» **REQUIRED TASK**: Copy the data from the line that contains "Read all visible content and emit it as JSON." to its last line, exactly, including both of those lines and leaving out everything before.

» **STORED RECORDS**:

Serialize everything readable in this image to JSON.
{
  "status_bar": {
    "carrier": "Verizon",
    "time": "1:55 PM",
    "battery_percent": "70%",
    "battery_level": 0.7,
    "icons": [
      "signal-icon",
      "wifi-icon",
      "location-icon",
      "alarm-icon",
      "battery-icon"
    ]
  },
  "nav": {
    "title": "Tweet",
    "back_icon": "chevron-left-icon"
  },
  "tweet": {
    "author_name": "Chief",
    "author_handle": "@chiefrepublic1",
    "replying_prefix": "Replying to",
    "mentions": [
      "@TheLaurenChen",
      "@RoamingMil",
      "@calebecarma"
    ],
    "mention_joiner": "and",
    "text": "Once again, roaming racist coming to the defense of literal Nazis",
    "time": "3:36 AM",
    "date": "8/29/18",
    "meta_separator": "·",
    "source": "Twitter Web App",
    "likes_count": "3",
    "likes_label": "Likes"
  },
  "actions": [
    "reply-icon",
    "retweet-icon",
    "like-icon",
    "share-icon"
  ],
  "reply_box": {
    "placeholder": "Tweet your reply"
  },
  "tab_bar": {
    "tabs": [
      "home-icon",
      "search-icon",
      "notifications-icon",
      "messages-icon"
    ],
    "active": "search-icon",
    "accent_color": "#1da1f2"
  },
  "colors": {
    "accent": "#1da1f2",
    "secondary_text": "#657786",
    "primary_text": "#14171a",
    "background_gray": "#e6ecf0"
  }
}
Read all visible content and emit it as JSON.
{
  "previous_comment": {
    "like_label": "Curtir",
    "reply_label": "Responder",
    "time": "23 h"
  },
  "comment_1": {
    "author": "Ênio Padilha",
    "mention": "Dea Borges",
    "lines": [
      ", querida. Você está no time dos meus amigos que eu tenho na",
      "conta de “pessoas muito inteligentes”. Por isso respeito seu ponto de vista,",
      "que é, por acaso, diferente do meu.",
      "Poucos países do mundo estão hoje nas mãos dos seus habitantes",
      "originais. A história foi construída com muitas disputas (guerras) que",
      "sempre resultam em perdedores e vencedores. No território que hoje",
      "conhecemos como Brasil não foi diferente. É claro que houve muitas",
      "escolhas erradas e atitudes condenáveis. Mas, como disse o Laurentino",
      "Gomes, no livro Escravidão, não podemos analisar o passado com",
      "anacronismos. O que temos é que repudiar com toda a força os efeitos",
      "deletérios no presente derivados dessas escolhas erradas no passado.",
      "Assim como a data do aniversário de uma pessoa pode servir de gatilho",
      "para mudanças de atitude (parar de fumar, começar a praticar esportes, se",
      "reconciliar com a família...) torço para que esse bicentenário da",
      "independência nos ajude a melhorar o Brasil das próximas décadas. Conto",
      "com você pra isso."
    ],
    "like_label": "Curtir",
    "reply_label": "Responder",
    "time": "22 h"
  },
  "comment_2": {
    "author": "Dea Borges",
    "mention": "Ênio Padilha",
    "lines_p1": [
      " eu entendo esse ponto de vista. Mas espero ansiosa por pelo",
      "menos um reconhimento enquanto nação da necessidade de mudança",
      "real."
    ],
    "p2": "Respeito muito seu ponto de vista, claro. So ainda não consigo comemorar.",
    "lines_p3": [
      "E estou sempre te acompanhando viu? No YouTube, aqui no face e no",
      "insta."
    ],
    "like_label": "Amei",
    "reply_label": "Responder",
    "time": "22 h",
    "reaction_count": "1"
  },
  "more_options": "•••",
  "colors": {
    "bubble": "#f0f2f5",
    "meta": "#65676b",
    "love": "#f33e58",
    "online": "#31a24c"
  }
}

» **WRITTEN ANSWER**:
Read all visible content and emit it as JSON.
{
  "previous_comment": {
    "like_label": "Curtir",
    "reply_label": "Responder",
    "time": "23 h"
  },
  "comment_1": {
    "author": "Ênio Padilha",
    "mention": "Dea Borges",
    "lines": [
      ", querida. Você está no time dos meus amigos que eu tenho na",
      "conta de “pessoas muito inteligentes”. Por isso respeito seu ponto de vista,",
      "que é, por acaso, diferente do meu.",
      "Poucos países do mundo estão hoje nas mãos dos seus habitantes",
      "originais. A história foi construída com muitas disputas (guerras) que",
      "sempre resultam em perdedores e vencedores. No território que hoje",
      "conhecemos como Brasil não foi diferente. É claro que houve muitas",
      "escolhas erradas e atitudes condenáveis. Mas, como disse o Laurentino",
      "Gomes, no livro Escravidão, não podemos analisar o passado com",
      "anacronismos. O que temos é que repudiar com toda a força os efeitos",
      "deletérios no presente derivados dessas escolhas erradas no passado.",
      "Assim como a data do aniversário de uma pessoa pode servir de gatilho",
      "para mudanças de atitude (parar de fumar, começar a praticar esportes, se",
      "reconciliar com a família...) torço para que esse bicentenário da",
      "independência nos ajude a melhorar o Brasil das próximas décadas. Conto",
      "com você pra isso."
    ],
    "like_label": "Curtir",
    "reply_label": "Responder",
    "time": "22 h"
  },
  "comment_2": {
    "author": "Dea Borges",
    "mention": "Ênio Padilha",
    "lines_p1": [
      " eu entendo esse ponto de vista. Mas espero ansiosa por pelo",
      "menos um reconhimento enquanto nação da necessidade de mudança",
      "real."
    ],
    "p2": "Respeito muito seu ponto de vista, claro. So ainda não consigo comemorar.",
    "lines_p3": [
      "E estou sempre te acompanhando viu? No YouTube, aqui no face e no",
      "insta."
    ],
    "like_label": "Amei",
    "reply_label": "Responder",
    "time": "22 h",
    "reaction_count": "1"
  },
  "more_options": "•••",
  "colors": {
    "bubble": "#f0f2f5",
    "meta": "#65676b",
    "love": "#f33e58",
    "online": "#31a24c"
  }
}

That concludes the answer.